Document text –

◆ ◆ ◆ ◆ ◆ ◆ ◆

Performance testing is one of the most important practices associated with applying software performance engineering principles to acceptance testing and other quality assurance processes. This blog entry discusses the key role scalability models play in performance testing. A scalability model hypothesizes a relationship between a performance-oriented response time or throughput goal for a scenario and one or more scalability dimensions associated with that specific scenario. One such scalability dimension, the arrival rate of customer requests, is a staple of performance stress tests, for example.
One of the main assertions here is the value of making explicit the scalability assumptions that are implicit in defining performance acceptance testing criteria. Assumptions about the dimensions of an application’s scalability inform the definition of an appropriate performance test matrix to ensure the testing process is both rigorous and effective. Furthermore, feedback from empirical measurement data derived from performance tests should be used to validate the scalability assumptions that were formulated. This is especially important because, frequently, the scalability assumptions made at the outset of a project are often incomplete. Validating the model against the measurements generated by the performance tests can even show it is not accurate enough for its intended purpose, which is essentially to assess the quality of the application.
Performance tests are frequently used to verify that new software releases meet quality assurance goals, including the so-called non-functional business requirements associated with application responsiveness. In building responsive web sites and creating scalable applications of all sorts, these requirements are understood to be crucial in attaining higher levels of customer satisfaction.
In acceptance testing, elaborate performance benchmarks are often constructed. These benchmarks are executed to determine the hardware configuration needed to meet capacity requirements for a new or revised system, based, for example, on the expected number of concurrent users of those new or enhanced program features. Experienced performance engineering specialists learn to use a variety of commercial tools to generate synthetic performance benchmarks and execute them, involving the definition of the test scenarios to execute, facilities for ramping up the number of simulated user interactions, etc.

◆ ◆ ◆ ◆ ◆ ◆ ◆

Records provided –
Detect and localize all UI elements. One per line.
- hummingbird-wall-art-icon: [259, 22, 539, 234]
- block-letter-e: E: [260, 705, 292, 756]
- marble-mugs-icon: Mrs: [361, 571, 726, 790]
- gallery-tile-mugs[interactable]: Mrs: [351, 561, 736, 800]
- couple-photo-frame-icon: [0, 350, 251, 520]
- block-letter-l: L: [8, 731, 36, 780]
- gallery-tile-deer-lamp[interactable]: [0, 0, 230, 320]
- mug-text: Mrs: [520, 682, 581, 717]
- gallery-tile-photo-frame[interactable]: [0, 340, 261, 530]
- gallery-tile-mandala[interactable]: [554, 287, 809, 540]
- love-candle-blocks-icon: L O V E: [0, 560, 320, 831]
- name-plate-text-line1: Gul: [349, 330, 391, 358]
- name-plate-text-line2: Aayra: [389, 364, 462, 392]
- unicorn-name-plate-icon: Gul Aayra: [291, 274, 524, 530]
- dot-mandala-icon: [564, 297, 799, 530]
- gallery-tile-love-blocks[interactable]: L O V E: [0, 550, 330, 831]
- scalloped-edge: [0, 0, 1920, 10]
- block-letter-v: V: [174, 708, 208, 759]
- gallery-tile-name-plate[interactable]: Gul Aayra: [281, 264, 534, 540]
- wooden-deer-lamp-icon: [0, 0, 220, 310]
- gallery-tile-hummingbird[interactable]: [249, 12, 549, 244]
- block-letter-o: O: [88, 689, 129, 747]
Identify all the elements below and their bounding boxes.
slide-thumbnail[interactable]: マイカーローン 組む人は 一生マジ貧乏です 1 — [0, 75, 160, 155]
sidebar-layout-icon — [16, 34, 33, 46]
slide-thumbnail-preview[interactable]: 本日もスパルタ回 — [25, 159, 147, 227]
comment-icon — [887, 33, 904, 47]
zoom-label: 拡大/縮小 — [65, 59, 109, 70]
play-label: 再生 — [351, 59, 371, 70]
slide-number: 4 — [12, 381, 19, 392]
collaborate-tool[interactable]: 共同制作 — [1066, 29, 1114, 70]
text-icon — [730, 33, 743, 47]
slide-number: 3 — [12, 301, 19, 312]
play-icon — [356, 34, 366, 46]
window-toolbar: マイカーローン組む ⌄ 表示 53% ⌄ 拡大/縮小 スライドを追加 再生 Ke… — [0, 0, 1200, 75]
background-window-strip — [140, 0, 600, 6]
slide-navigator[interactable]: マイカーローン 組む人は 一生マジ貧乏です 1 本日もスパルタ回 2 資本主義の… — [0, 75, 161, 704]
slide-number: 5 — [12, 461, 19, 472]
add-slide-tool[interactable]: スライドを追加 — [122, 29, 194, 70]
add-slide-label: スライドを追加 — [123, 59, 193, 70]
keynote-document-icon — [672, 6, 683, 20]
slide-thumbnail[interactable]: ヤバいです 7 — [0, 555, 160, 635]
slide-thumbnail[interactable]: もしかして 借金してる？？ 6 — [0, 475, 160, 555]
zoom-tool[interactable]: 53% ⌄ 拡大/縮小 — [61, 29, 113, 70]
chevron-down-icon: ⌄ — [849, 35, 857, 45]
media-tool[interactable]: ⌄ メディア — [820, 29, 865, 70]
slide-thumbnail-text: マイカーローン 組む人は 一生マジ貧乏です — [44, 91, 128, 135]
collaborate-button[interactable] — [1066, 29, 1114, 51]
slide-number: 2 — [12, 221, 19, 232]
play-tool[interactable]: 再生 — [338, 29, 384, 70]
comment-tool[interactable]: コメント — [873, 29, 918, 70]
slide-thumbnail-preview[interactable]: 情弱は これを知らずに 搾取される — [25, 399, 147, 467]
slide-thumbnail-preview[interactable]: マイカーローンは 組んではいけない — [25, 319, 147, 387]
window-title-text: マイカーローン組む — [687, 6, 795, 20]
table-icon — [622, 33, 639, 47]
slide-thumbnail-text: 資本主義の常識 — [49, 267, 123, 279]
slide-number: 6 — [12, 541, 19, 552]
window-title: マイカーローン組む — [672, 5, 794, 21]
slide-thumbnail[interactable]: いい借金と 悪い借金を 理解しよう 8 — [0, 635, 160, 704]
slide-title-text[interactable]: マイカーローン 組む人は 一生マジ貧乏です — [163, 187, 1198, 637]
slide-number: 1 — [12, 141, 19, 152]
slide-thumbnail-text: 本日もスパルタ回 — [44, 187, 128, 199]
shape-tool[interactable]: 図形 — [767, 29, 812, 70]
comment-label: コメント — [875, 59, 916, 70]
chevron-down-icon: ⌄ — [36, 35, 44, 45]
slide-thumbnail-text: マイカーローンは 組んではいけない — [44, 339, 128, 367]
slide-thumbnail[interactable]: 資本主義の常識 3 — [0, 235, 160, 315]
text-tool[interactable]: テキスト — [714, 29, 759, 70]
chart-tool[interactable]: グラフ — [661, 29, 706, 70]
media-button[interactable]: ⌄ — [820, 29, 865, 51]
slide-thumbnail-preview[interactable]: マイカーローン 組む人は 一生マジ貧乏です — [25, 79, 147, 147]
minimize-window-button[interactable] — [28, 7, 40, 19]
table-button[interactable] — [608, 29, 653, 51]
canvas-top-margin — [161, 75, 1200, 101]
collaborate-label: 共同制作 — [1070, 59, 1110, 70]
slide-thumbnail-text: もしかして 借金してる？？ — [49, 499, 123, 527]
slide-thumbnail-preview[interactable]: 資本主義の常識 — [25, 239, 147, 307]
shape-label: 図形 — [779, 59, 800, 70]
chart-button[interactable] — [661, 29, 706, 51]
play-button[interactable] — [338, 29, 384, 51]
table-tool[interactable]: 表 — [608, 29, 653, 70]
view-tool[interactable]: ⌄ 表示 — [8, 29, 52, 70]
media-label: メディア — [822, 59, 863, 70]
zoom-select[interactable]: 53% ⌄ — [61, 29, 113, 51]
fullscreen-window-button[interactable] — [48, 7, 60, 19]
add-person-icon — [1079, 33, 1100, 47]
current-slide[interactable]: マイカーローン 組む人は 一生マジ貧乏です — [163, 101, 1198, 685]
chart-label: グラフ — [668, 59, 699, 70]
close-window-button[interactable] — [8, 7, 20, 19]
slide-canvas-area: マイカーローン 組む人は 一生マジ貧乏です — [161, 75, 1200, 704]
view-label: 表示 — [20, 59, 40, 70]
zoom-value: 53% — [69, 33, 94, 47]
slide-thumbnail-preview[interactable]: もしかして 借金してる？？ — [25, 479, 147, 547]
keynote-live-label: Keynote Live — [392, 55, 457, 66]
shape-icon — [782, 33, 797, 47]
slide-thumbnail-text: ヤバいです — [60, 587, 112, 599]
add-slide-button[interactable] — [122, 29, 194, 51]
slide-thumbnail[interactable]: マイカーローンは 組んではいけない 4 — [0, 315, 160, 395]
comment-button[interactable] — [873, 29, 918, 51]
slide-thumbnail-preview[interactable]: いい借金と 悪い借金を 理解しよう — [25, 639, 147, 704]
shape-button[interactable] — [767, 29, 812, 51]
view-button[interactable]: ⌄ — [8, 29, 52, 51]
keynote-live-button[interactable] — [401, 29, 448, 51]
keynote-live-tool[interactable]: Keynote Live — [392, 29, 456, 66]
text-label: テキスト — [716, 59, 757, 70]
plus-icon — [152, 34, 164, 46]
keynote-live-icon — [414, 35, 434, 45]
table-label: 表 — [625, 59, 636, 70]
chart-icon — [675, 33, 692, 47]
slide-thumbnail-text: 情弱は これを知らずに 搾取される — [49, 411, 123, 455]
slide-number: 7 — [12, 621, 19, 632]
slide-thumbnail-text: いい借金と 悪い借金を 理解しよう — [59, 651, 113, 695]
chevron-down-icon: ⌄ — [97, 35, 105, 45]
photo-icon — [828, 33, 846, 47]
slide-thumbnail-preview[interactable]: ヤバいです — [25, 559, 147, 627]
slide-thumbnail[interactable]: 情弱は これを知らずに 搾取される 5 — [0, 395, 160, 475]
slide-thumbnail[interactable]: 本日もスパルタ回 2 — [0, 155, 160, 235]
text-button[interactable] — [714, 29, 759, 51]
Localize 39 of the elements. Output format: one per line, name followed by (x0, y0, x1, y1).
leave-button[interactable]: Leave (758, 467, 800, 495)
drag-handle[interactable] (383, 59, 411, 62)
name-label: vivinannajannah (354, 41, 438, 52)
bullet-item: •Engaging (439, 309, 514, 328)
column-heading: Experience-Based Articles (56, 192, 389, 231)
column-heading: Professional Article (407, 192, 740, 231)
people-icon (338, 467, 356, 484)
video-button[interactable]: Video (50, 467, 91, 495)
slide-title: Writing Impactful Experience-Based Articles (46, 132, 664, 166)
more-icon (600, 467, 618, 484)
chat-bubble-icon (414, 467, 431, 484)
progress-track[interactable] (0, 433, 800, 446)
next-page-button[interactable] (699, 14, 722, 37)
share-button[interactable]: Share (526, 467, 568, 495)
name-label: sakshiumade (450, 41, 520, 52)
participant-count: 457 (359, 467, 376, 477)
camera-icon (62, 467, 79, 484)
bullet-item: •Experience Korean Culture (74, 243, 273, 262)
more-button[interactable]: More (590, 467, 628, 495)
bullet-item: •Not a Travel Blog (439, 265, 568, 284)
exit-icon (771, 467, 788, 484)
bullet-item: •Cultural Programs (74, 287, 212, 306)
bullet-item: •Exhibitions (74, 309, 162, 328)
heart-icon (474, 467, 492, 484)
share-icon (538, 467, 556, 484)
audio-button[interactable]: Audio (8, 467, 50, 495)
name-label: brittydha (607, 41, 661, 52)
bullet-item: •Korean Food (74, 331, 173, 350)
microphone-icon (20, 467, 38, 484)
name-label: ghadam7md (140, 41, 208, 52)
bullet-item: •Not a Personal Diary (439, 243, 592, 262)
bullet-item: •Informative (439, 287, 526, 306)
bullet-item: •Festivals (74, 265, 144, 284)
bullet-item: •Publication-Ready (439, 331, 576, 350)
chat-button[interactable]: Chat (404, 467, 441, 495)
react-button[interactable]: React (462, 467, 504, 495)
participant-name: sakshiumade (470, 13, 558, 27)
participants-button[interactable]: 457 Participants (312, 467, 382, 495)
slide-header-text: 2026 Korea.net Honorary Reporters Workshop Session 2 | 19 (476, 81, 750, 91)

◆ ◆ ◆ ◆ ◆ ◆ ◆

Work to complete –
1 > Reproduce the passage on performance testing word for word, starting at "In acceptance testing, elaborate" and ending at "user interactions, etc.".
2 > Write what comes next in the performance testing passage, picking up right after its last sentence.

Responses in order –
1 >
In acceptance testing, elaborate performance benchmarks are often constructed. These benchmarks are executed to determine the hardware configuration needed to meet capacity requirements for a new or revised system, based, for example, on the expected number of concurrent users of those new or enhanced program features. Experienced performance engineering specialists learn to use a variety of commercial tools to generate synthetic performance benchmarks and execute them, involving the definition of the test scenarios to execute, facilities for ramping up the number of simulated user interactions, etc.

2 >
In short, in order to ensure the quality of a new release of a software application, it is a common practice in performance engineering to develop and execute synthetic performance tests. The goal of this effort is to predict reliably the performance and scalability of that application prior to deploying it in production. To that end, many software development organizations expend considerable time and expense developing and executing performance tests to try to ascertain whether a new software release meets its quality objectives.
I am not, however, primarily concerned here with stress testing designed to aid in capacity planning, although scalability models should and often do play an important role in decisions about which test scenarios to automate and exercise. Instead, the focus here is on performance timing tests, which are designed to execute and measure scenarios to ensure their performance meets their response time objectives. Performance timing tests are also associated with regression testing, ensuring that subsequent changes to the application do not undermine the service levels obtained in a prior release.
The process of developing performance tests includes determining what specific aspects of an application to test. This is challenging for any complex application with a myriad of access paths and interaction scenarios. Here is where a scalability model is most helpful. Consider a database query and reporting scenario that returns a large number of results that must be sorted. Understanding that sorting is a numerical operation that is sensitive to the number of items in the result set suggest that timing tests be developed for the scenario that test the assumption that response time scales appropriately with the size of the result set the query returns. More generally, a scalability model explicitly identifies the major factors impacting application performance, and timing tests need to be formulated along the same dimensions as the model.
After deciding what application-oriented scenarios need testing, the next step is to formulate a response time objective or goal for these scenarios. The scalability model is also very useful in this context because the response time goals need to be realistic in light of the processing resources required to execute the scenario. Finally, the performance test itself needs to be developed – in effect a timing test for the scenario – instrumented, and executed. For example, executing a series of timing tests that show response times for the database query and reporting scenario increasing exponentially with the size of the query result set raises an alarm. The application as delivered is not performing as expected. Maybe the sorting utility that was implemented needs re-visiting.
Frequently, empirical measurements from timing tests executed with the current system establish a baseline set of expectations for the level of performance customers will tolerate in the new release. In the absence of any other predictive criteria, current performance levels establish a baseline of expectations that a new release must meet. It is also important to verify that new features and functions in a future release do not inadvertently undermine the performance levels that customers are accustomed to experiencing in the current release. Identical timing tests run against the old and the new system can verify that subsequent changes or additions have not produced significant performance regressions in legacy features.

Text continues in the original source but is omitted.